**What to work on**
Extract every line below, verbatim.

────────────────────────────────────────

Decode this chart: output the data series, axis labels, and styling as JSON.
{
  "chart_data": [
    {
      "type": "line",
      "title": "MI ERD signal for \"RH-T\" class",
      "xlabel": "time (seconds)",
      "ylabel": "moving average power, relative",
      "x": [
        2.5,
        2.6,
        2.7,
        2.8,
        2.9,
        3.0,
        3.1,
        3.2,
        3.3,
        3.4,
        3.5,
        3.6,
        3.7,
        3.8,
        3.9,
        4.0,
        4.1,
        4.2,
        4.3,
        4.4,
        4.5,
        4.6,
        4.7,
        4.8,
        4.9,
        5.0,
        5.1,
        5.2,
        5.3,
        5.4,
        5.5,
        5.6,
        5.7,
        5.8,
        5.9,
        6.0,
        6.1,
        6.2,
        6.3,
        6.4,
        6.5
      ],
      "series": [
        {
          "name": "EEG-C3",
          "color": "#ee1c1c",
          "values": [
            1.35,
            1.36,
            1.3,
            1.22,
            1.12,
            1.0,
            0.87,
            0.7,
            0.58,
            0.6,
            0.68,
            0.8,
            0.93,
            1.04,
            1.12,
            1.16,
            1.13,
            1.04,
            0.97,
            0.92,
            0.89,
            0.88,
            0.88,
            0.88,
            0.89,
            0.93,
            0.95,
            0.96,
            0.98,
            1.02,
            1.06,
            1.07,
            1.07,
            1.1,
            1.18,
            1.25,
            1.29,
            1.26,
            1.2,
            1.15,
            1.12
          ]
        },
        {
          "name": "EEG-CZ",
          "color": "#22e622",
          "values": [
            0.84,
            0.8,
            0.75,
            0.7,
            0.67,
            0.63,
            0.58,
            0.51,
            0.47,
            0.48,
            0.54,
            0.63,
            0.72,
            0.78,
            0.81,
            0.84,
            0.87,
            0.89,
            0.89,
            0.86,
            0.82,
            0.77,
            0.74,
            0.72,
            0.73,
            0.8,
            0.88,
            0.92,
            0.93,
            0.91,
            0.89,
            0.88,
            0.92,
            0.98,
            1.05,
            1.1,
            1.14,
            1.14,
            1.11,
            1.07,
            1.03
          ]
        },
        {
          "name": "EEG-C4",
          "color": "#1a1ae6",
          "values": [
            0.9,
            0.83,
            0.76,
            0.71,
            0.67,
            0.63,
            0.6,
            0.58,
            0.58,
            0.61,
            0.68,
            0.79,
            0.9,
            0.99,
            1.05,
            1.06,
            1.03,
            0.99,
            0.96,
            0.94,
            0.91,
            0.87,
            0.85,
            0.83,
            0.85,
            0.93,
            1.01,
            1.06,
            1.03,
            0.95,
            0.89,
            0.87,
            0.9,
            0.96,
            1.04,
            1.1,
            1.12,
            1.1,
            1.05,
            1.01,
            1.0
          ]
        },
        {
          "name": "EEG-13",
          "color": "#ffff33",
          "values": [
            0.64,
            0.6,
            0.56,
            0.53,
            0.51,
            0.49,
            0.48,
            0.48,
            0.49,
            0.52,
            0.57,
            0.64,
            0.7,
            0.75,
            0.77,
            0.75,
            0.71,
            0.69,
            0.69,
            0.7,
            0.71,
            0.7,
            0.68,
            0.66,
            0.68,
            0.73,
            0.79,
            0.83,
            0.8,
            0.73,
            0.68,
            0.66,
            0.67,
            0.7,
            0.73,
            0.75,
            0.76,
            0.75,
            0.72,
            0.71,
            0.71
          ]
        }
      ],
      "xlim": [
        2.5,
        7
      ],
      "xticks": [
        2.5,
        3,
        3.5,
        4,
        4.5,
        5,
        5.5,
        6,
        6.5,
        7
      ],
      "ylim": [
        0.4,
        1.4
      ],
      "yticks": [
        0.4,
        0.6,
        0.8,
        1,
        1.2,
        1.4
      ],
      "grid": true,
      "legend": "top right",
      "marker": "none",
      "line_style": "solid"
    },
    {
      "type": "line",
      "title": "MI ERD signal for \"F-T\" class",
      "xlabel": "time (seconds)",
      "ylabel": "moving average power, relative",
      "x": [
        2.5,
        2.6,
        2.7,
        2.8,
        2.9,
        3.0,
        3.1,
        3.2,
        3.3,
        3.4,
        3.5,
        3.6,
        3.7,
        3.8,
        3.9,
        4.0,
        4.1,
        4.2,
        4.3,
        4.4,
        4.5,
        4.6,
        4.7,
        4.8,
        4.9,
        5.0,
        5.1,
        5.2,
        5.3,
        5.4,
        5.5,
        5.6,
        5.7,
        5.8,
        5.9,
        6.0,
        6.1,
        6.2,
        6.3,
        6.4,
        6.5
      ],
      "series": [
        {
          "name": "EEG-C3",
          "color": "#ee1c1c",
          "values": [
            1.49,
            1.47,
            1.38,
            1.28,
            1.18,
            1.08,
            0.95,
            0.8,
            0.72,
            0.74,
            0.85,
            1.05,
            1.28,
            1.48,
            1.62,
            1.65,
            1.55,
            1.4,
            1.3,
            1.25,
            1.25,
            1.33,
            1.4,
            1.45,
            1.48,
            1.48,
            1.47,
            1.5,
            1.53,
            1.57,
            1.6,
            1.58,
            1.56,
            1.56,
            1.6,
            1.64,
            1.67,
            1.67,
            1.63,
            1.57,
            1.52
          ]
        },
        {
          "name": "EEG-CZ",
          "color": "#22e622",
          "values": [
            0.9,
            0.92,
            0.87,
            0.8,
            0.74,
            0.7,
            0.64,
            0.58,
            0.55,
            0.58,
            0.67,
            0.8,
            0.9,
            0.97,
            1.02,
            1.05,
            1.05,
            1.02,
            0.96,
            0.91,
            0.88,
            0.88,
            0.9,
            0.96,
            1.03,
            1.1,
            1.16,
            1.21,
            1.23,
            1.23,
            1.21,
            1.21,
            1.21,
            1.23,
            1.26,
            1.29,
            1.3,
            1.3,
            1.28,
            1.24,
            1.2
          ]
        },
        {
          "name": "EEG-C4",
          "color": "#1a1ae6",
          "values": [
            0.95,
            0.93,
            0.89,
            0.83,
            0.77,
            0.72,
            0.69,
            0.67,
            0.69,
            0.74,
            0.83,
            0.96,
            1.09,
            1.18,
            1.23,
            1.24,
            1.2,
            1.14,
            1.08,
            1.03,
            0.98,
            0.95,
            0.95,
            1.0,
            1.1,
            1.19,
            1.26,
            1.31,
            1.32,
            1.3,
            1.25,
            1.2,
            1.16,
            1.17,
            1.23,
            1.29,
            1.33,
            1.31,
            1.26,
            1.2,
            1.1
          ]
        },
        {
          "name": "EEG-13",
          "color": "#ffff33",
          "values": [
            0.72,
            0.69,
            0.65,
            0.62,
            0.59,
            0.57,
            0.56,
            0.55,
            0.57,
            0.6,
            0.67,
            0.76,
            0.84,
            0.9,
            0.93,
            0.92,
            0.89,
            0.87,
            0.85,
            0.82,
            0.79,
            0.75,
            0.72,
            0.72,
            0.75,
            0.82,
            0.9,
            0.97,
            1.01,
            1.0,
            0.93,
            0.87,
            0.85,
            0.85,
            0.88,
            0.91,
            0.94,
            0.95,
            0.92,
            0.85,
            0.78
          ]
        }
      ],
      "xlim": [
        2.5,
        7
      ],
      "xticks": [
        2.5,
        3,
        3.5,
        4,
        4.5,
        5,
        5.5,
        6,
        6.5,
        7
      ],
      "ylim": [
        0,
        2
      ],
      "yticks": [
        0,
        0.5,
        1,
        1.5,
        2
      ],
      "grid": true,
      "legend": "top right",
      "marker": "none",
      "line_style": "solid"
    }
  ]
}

────────────────────────────────────────

**Worked solution**
Decode this chart: output the data series, axis labels, and styling as JSON.
{
  "chart_data": [
    {
      "type": "line",
      "title": "MI ERD signal for \"RH-T\" class",
      "xlabel": "time (seconds)",
      "ylabel": "moving average power, relative",
      "x": [
        2.5,
        2.6,
        2.7,
        2.8,
        2.9,
        3.0,
        3.1,
        3.2,
        3.3,
        3.4,
        3.5,
        3.6,
        3.7,
        3.8,
        3.9,
        4.0,
        4.1,
        4.2,
        4.3,
        4.4,
        4.5,
        4.6,
        4.7,
        4.8,
        4.9,
        5.0,
        5.1,
        5.2,
        5.3,
        5.4,
        5.5,
        5.6,
        5.7,
        5.8,
        5.9,
        6.0,
        6.1,
        6.2,
        6.3,
        6.4,
        6.5
      ],
      "series": [
        {
          "name": "EEG-C3",
          "color": "#ee1c1c",
          "values": [
            1.35,
            1.36,
            1.3,
            1.22,
            1.12,
            1.0,
            0.87,
            0.7,
            0.58,
            0.6,
            0.68,
            0.8,
            0.93,
            1.04,
            1.12,
            1.16,
            1.13,
            1.04,
            0.97,
            0.92,
            0.89,
            0.88,
            0.88,
            0.88,
            0.89,
            0.93,
            0.95,
            0.96,
            0.98,
            1.02,
            1.06,
            1.07,
            1.07,
            1.1,
            1.18,
            1.25,
            1.29,
            1.26,
            1.2,
            1.15,
            1.12
          ]
        },
        {
          "name": "EEG-CZ",
          "color": "#22e622",
          "values": [
            0.84,
            0.8,
            0.75,
            0.7,
            0.67,
            0.63,
            0.58,
            0.51,
            0.47,
            0.48,
            0.54,
            0.63,
            0.72,
            0.78,
            0.81,
            0.84,
            0.87,
            0.89,
            0.89,
            0.86,
            0.82,
            0.77,
            0.74,
            0.72,
            0.73,
            0.8,
            0.88,
            0.92,
            0.93,
            0.91,
            0.89,
            0.88,
            0.92,
            0.98,
            1.05,
            1.1,
            1.14,
            1.14,
            1.11,
            1.07,
            1.03
          ]
        },
        {
          "name": "EEG-C4",
          "color": "#1a1ae6",
          "values": [
            0.9,
            0.83,
            0.76,
            0.71,
            0.67,
            0.63,
            0.6,
            0.58,
            0.58,
            0.61,
            0.68,
            0.79,
            0.9,
            0.99,
            1.05,
            1.06,
            1.03,
            0.99,
            0.96,
            0.94,
            0.91,
            0.87,
            0.85,
            0.83,
            0.85,
            0.93,
            1.01,
            1.06,
            1.03,
            0.95,
            0.89,
            0.87,
            0.9,
            0.96,
            1.04,
            1.1,
            1.12,
            1.1,
            1.05,
            1.01,
            1.0
          ]
        },
        {
          "name": "EEG-13",
          "color": "#ffff33",
          "values": [
            0.64,
            0.6,
            0.56,
            0.53,
            0.51,
            0.49,
            0.48,
            0.48,
            0.49,
            0.52,
            0.57,
            0.64,
            0.7,
            0.75,
            0.77,
            0.75,
            0.71,
            0.69,
            0.69,
            0.7,
            0.71,
            0.7,
            0.68,
            0.66,
            0.68,
            0.73,
            0.79,
            0.83,
            0.8,
            0.73,
            0.68,
            0.66,
            0.67,
            0.7,
            0.73,
            0.75,
            0.76,
            0.75,
            0.72,
            0.71,
            0.71
          ]
        }
      ],
      "xlim": [
        2.5,
        7
      ],
      "xticks": [
        2.5,
        3,
        3.5,
        4,
        4.5,
        5,
        5.5,
        6,
        6.5,
        7
      ],
      "ylim": [
        0.4,
        1.4
      ],
      "yticks": [
        0.4,
        0.6,
        0.8,
        1,
        1.2,
        1.4
      ],
      "grid": true,
      "legend": "top right",
      "marker": "none",
      "line_style": "solid"
    },
    {
      "type": "line",
      "title": "MI ERD signal for \"F-T\" class",
      "xlabel": "time (seconds)",
      "ylabel": "moving average power, relative",
      "x": [
        2.5,
        2.6,
        2.7,
        2.8,
        2.9,
        3.0,
        3.1,
        3.2,
        3.3,
        3.4,
        3.5,
        3.6,
        3.7,
        3.8,
        3.9,
        4.0,
        4.1,
        4.2,
        4.3,
        4.4,
        4.5,
        4.6,
        4.7,
        4.8,
        4.9,
        5.0,
        5.1,
        5.2,
        5.3,
        5.4,
        5.5,
        5.6,
        5.7,
        5.8,
        5.9,
        6.0,
        6.1,
        6.2,
        6.3,
        6.4,
        6.5
      ],
      "series": [
        {
          "name": "EEG-C3",
          "color": "#ee1c1c",
          "values": [
            1.49,
            1.47,
            1.38,
            1.28,
            1.18,
            1.08,
            0.95,
            0.8,
            0.72,
            0.74,
            0.85,
            1.05,
            1.28,
            1.48,
            1.62,
            1.65,
            1.55,
            1.4,
            1.3,
            1.25,
            1.25,
            1.33,
            1.4,
            1.45,
            1.48,
            1.48,
            1.47,
            1.5,
            1.53,
            1.57,
            1.6,
            1.58,
            1.56,
            1.56,
            1.6,
            1.64,
            1.67,
            1.67,
            1.63,
            1.57,
            1.52
          ]
        },
        {
          "name": "EEG-CZ",
          "color": "#22e622",
          "values": [
            0.9,
            0.92,
            0.87,
            0.8,
            0.74,
            0.7,
            0.64,
            0.58,
            0.55,
            0.58,
            0.67,
            0.8,
            0.9,
            0.97,
            1.02,
            1.05,
            1.05,
            1.02,
            0.96,
            0.91,
            0.88,
            0.88,
            0.9,
            0.96,
            1.03,
            1.1,
            1.16,
            1.21,
            1.23,
            1.23,
            1.21,
            1.21,
            1.21,
            1.23,
            1.26,
            1.29,
            1.3,
            1.3,
            1.28,
            1.24,
            1.2
          ]
        },
        {
          "name": "EEG-C4",
          "color": "#1a1ae6",
          "values": [
            0.95,
            0.93,
            0.89,
            0.83,
            0.77,
            0.72,
            0.69,
            0.67,
            0.69,
            0.74,
            0.83,
            0.96,
            1.09,
            1.18,
            1.23,
            1.24,
            1.2,
            1.14,
            1.08,
            1.03,
            0.98,
            0.95,
            0.95,
            1.0,
            1.1,
            1.19,
            1.26,
            1.31,
            1.32,
            1.3,
            1.25,
            1.2,
            1.16,
            1.17,
            1.23,
            1.29,
            1.33,
            1.31,
            1.26,
            1.2,
            1.1
          ]
        },
        {
          "name": "EEG-13",
          "color": "#ffff33",
          "values": [
            0.72,
            0.69,
            0.65,
            0.62,
            0.59,
            0.57,
            0.56,
            0.55,
            0.57,
            0.6,
            0.67,
            0.76,
            0.84,
            0.9,
            0.93,
            0.92,
            0.89,
            0.87,
            0.85,
            0.82,
            0.79,
            0.75,
            0.72,
            0.72,
            0.75,
            0.82,
            0.9,
            0.97,
            1.01,
            1.0,
            0.93,
            0.87,
            0.85,
            0.85,
            0.88,
            0.91,
            0.94,
            0.95,
            0.92,
            0.85,
            0.78
          ]
        }
      ],
      "xlim": [
        2.5,
        7
      ],
      "xticks": [
        2.5,
        3,
        3.5,
        4,
        4.5,
        5,
        5.5,
        6,
        6.5,
        7
      ],
      "ylim": [
        0,
        2
      ],
      "yticks": [
        0,
        0.5,
        1,
        1.5,
        2
      ],
      "grid": true,
      "legend": "top right",
      "marker": "none",
      "line_style": "solid"
    }
  ]
}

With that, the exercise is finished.